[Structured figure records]
####

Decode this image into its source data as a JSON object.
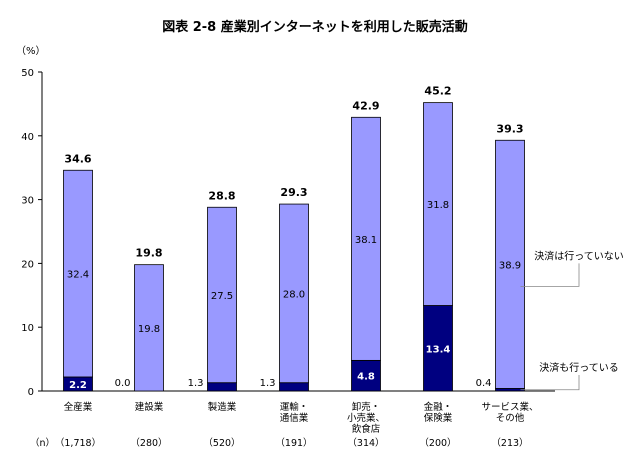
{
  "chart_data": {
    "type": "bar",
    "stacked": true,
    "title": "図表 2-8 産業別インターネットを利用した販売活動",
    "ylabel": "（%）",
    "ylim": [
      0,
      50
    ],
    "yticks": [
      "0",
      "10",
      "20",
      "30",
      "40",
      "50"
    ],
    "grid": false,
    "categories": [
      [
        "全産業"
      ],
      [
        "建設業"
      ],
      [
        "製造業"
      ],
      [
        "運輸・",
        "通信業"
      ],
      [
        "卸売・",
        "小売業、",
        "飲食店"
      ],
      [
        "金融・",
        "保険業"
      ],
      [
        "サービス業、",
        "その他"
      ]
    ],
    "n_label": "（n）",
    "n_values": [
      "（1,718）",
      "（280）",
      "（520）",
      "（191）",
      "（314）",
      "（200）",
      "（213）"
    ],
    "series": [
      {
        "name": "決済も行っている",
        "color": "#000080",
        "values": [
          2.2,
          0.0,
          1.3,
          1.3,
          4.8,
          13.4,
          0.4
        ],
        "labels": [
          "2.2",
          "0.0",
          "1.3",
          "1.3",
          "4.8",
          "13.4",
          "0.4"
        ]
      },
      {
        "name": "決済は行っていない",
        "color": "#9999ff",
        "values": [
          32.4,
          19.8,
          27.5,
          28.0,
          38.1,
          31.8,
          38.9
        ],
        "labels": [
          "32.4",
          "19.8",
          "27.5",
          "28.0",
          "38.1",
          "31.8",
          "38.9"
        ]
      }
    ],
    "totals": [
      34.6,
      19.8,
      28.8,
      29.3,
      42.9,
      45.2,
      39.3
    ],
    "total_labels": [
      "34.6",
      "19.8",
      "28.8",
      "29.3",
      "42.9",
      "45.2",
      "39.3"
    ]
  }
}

####

GIVEN PROBLEM — Retype the whole listing, keeping every line identical and omitting all pictures.

WRITTEN ANSWER —
Decode this image into its source data as a JSON object.
{
  "chart_data": {
    "type": "bar",
    "stacked": true,
    "title": "図表 2-8 産業別インターネットを利用した販売活動",
    "ylabel": "（%）",
    "ylim": [
      0,
      50
    ],
    "yticks": [
      "0",
      "10",
      "20",
      "30",
      "40",
      "50"
    ],
    "grid": false,
    "categories": [
      [
        "全産業"
      ],
      [
        "建設業"
      ],
      [
        "製造業"
      ],
      [
        "運輸・",
        "通信業"
      ],
      [
        "卸売・",
        "小売業、",
        "飲食店"
      ],
      [
        "金融・",
        "保険業"
      ],
      [
        "サービス業、",
        "その他"
      ]
    ],
    "n_label": "（n）",
    "n_values": [
      "（1,718）",
      "（280）",
      "（520）",
      "（191）",
      "（314）",
      "（200）",
      "（213）"
    ],
    "series": [
      {
        "name": "決済も行っている",
        "color": "#000080",
        "values": [
          2.2,
          0.0,
          1.3,
          1.3,
          4.8,
          13.4,
          0.4
        ],
        "labels": [
          "2.2",
          "0.0",
          "1.3",
          "1.3",
          "4.8",
          "13.4",
          "0.4"
        ]
      },
      {
        "name": "決済は行っていない",
        "color": "#9999ff",
        "values": [
          32.4,
          19.8,
          27.5,
          28.0,
          38.1,
          31.8,
          38.9
        ],
        "labels": [
          "32.4",
          "19.8",
          "27.5",
          "28.0",
          "38.1",
          "31.8",
          "38.9"
        ]
      }
    ],
    "totals": [
      34.6,
      19.8,
      28.8,
      29.3,
      42.9,
      45.2,
      39.3
    ],
    "total_labels": [
      "34.6",
      "19.8",
      "28.8",
      "29.3",
      "42.9",
      "45.2",
      "39.3"
    ]
  }
}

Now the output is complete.